** What needs to be done **
Leave out the pictures; transcribe all else exactly.

═══ Material

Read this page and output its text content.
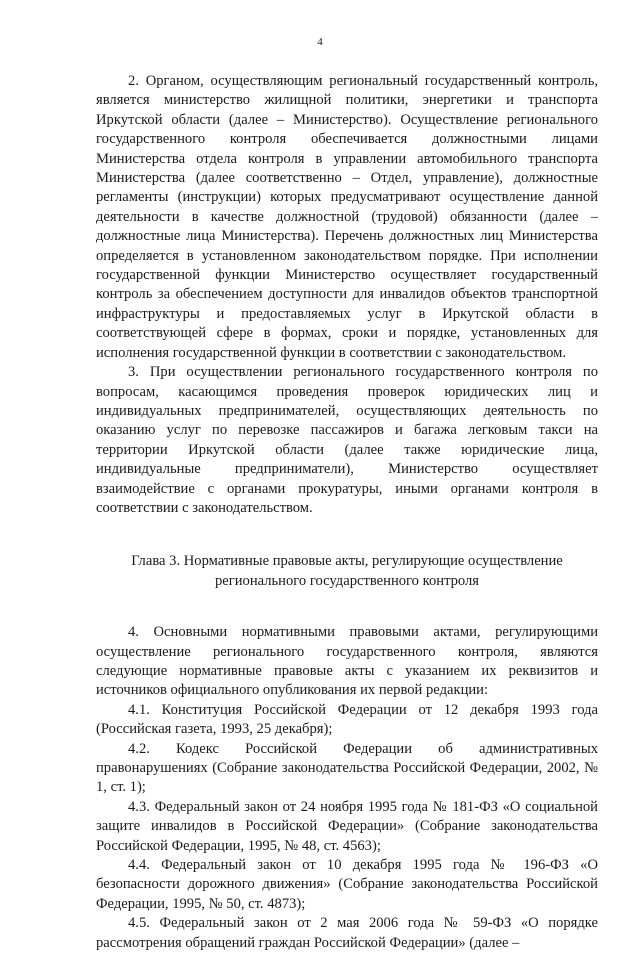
4

2. Органом, осуществляющим региональный государственный контроль, является министерство жилищной политики, энергетики и транспорта Иркутской области (далее – Министерство). Осуществление регионального государственного контроля обеспечивается должностными лицами Министерства отдела контроля в управлении автомобильного транспорта Министерства (далее соответственно – Отдел, управление), должностные регламенты (инструкции) которых предусматривают осуществление данной деятельности в качестве должностной (трудовой) обязанности (далее – должностные лица Министерства). Перечень должностных лиц Министерства определяется в установленном законодательством порядке. При исполнении государственной функции Министерство осуществляет государственный контроль за обеспечением доступности для инвалидов объектов транспортной инфраструктуры и предоставляемых услуг в Иркутской области в соответствующей сфере в формах, сроки и порядке, установленных для исполнения государственной функции в соответствии с законодательством.

3. При осуществлении регионального государственного контроля по вопросам, касающимся проведения проверок юридических лиц и индивидуальных предпринимателей, осуществляющих деятельность по оказанию услуг по перевозке пассажиров и багажа легковым такси на территории Иркутской области (далее также юридические лица, индивидуальные предприниматели), Министерство осуществляет взаимодействие с органами прокуратуры, иными органами контроля в соответствии с законодательством.

Глава 3. Нормативные правовые акты, регулирующие осуществление
регионального государственного контроля

4. Основными нормативными правовыми актами, регулирующими осуществление регионального государственного контроля, являются следующие нормативные правовые акты с указанием их реквизитов и источников официального опубликования их первой редакции:

4.1. Конституция Российской Федерации от 12 декабря 1993 года (Российская газета, 1993, 25 декабря);

4.2. Кодекс Российской Федерации об административных правонарушениях (Собрание законодательства Российской Федерации, 2002, № 1, ст. 1);

4.3. Федеральный закон от 24 ноября 1995 года № 181-ФЗ «О социальной защите инвалидов в Российской Федерации» (Собрание законодательства Российской Федерации, 1995, № 48, ст. 4563);

4.4. Федеральный закон от 10 декабря 1995 года № 196-ФЗ «О безопасности дорожного движения» (Собрание законодательства Российской Федерации, 1995, № 50, ст. 4873);

4.5. Федеральный закон от 2 мая 2006 года № 59-ФЗ «О порядке рассмотрения обращений граждан Российской Федерации» (далее –
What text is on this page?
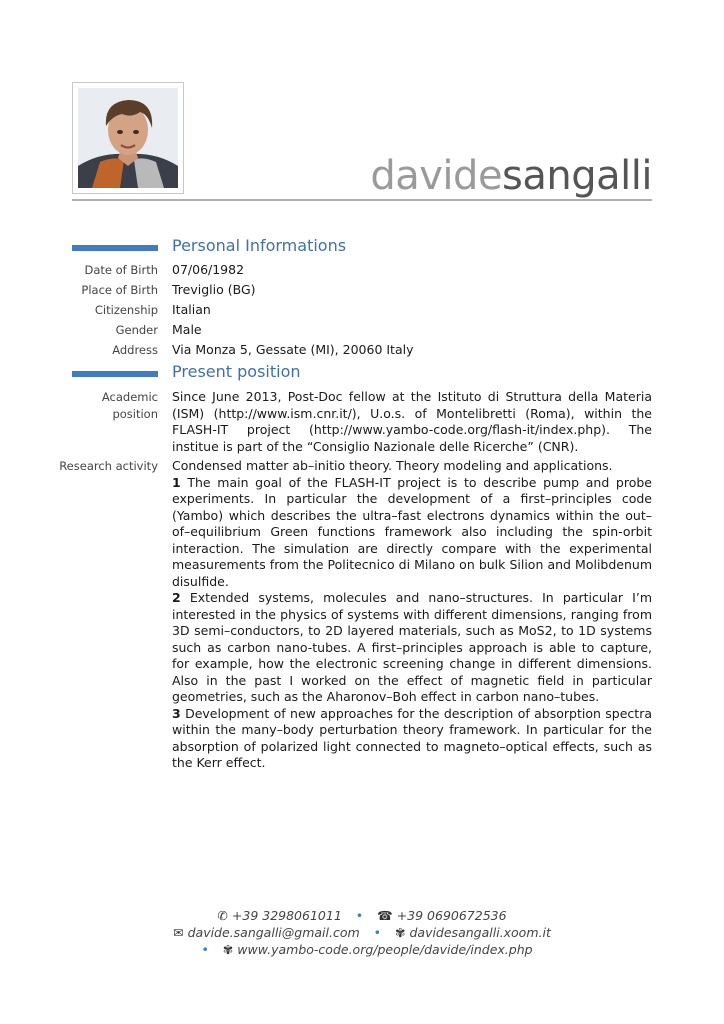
davidesangalli
Personal Informations
Date of Birth 07/06/1982
Place of Birth Treviglio (BG)
Citizenship Italian
Gender Male
Address Via Monza 5, Gessate (MI), 20060 Italy
Present position
Academic
position
Since June 2013, Post-Doc fellow at the Istituto di Struttura della Materia (ISM) (http://www.ism.cnr.it/), U.o.s. of Montelibretti (Roma), within the FLASH-IT project (http://www.yambo-code.org/flash-it/index.php). The institue is part of the “Consiglio Nazionale delle Ricerche” (CNR).
Research activity Condensed matter ab–initio theory. Theory modeling and applications.
1 The main goal of the FLASH-IT project is to describe pump and probe experiments. In particular the development of a first–principles code (Yambo) which describes the ultra–fast electrons dynamics within the out–of–equilibrium Green functions framework also including the spin-orbit interaction. The simulation are directly compare with the experimental measurements from the Politecnico di Milano on bulk Silion and Molibdenum disulfide.
2 Extended systems, molecules and nano–structures. In particular I’m interested in the physics of systems with different dimensions, ranging from 3D semi–conductors, to 2D layered materials, such as MoS2, to 1D systems such as carbon nano-tubes. A first–principles approach is able to capture, for example, how the electronic screening change in different dimensions. Also in the past I worked on the effect of magnetic field in particular geometries, such as the Aharonov–Boh effect in carbon nano–tubes.
3 Development of new approaches for the description of absorption spectra within the many–body perturbation theory framework. In particular for the absorption of polarized light connected to magneto–optical effects, such as the Kerr effect.
✆ +39 3298061011 • ☎ +39 0690672536
✉ davide.sangalli@gmail.com • ✾ davidesangalli.xoom.it
• ✾ www.yambo-code.org/people/davide/index.php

══════

** The response **
Read this page and output its text content.
4

2. Органом, осуществляющим региональный государственный контроль, является министерство жилищной политики, энергетики и транспорта Иркутской области (далее – Министерство). Осуществление регионального государственного контроля обеспечивается должностными лицами Министерства отдела контроля в управлении автомобильного транспорта Министерства (далее соответственно – Отдел, управление), должностные регламенты (инструкции) которых предусматривают осуществление данной деятельности в качестве должностной (трудовой) обязанности (далее – должностные лица Министерства). Перечень должностных лиц Министерства определяется в установленном законодательством порядке. При исполнении государственной функции Министерство осуществляет государственный контроль за обеспечением доступности для инвалидов объектов транспортной инфраструктуры и предоставляемых услуг в Иркутской области в соответствующей сфере в формах, сроки и порядке, установленных для исполнения государственной функции в соответствии с законодательством.

3. При осуществлении регионального государственного контроля по вопросам, касающимся проведения проверок юридических лиц и индивидуальных предпринимателей, осуществляющих деятельность по оказанию услуг по перевозке пассажиров и багажа легковым такси на территории Иркутской области (далее также юридические лица, индивидуальные предприниматели), Министерство осуществляет взаимодействие с органами прокуратуры, иными органами контроля в соответствии с законодательством.

Глава 3. Нормативные правовые акты, регулирующие осуществление
регионального государственного контроля

4. Основными нормативными правовыми актами, регулирующими осуществление регионального государственного контроля, являются следующие нормативные правовые акты с указанием их реквизитов и источников официального опубликования их первой редакции:

4.1. Конституция Российской Федерации от 12 декабря 1993 года (Российская газета, 1993, 25 декабря);

4.2. Кодекс Российской Федерации об административных правонарушениях (Собрание законодательства Российской Федерации, 2002, № 1, ст. 1);

4.3. Федеральный закон от 24 ноября 1995 года № 181-ФЗ «О социальной защите инвалидов в Российской Федерации» (Собрание законодательства Российской Федерации, 1995, № 48, ст. 4563);

4.4. Федеральный закон от 10 декабря 1995 года № 196-ФЗ «О безопасности дорожного движения» (Собрание законодательства Российской Федерации, 1995, № 50, ст. 4873);

4.5. Федеральный закон от 2 мая 2006 года № 59-ФЗ «О порядке рассмотрения обращений граждан Российской Федерации» (далее –
What text is on this page?
davidesangalli
Personal Informations
Date of Birth 07/06/1982
Place of Birth Treviglio (BG)
Citizenship Italian
Gender Male
Address Via Monza 5, Gessate (MI), 20060 Italy
Present position
Academic
position
Since June 2013, Post-Doc fellow at the Istituto di Struttura della Materia (ISM) (http://www.ism.cnr.it/), U.o.s. of Montelibretti (Roma), within the FLASH-IT project (http://www.yambo-code.org/flash-it/index.php). The institue is part of the “Consiglio Nazionale delle Ricerche” (CNR).
Research activity Condensed matter ab–initio theory. Theory modeling and applications.
1 The main goal of the FLASH-IT project is to describe pump and probe experiments. In particular the development of a first–principles code (Yambo) which describes the ultra–fast electrons dynamics within the out–of–equilibrium Green functions framework also including the spin-orbit interaction. The simulation are directly compare with the experimental measurements from the Politecnico di Milano on bulk Silion and Molibdenum disulfide.
2 Extended systems, molecules and nano–structures. In particular I’m interested in the physics of systems with different dimensions, ranging from 3D semi–conductors, to 2D layered materials, such as MoS2, to 1D systems such as carbon nano-tubes. A first–principles approach is able to capture, for example, how the electronic screening change in different dimensions. Also in the past I worked on the effect of magnetic field in particular geometries, such as the Aharonov–Boh effect in carbon nano–tubes.
3 Development of new approaches for the description of absorption spectra within the many–body perturbation theory framework. In particular for the absorption of polarized light connected to magneto–optical effects, such as the Kerr effect.
✆ +39 3298061011 • ☎ +39 0690672536
✉ davide.sangalli@gmail.com • ✾ davidesangalli.xoom.it
• ✾ www.yambo-code.org/people/davide/index.php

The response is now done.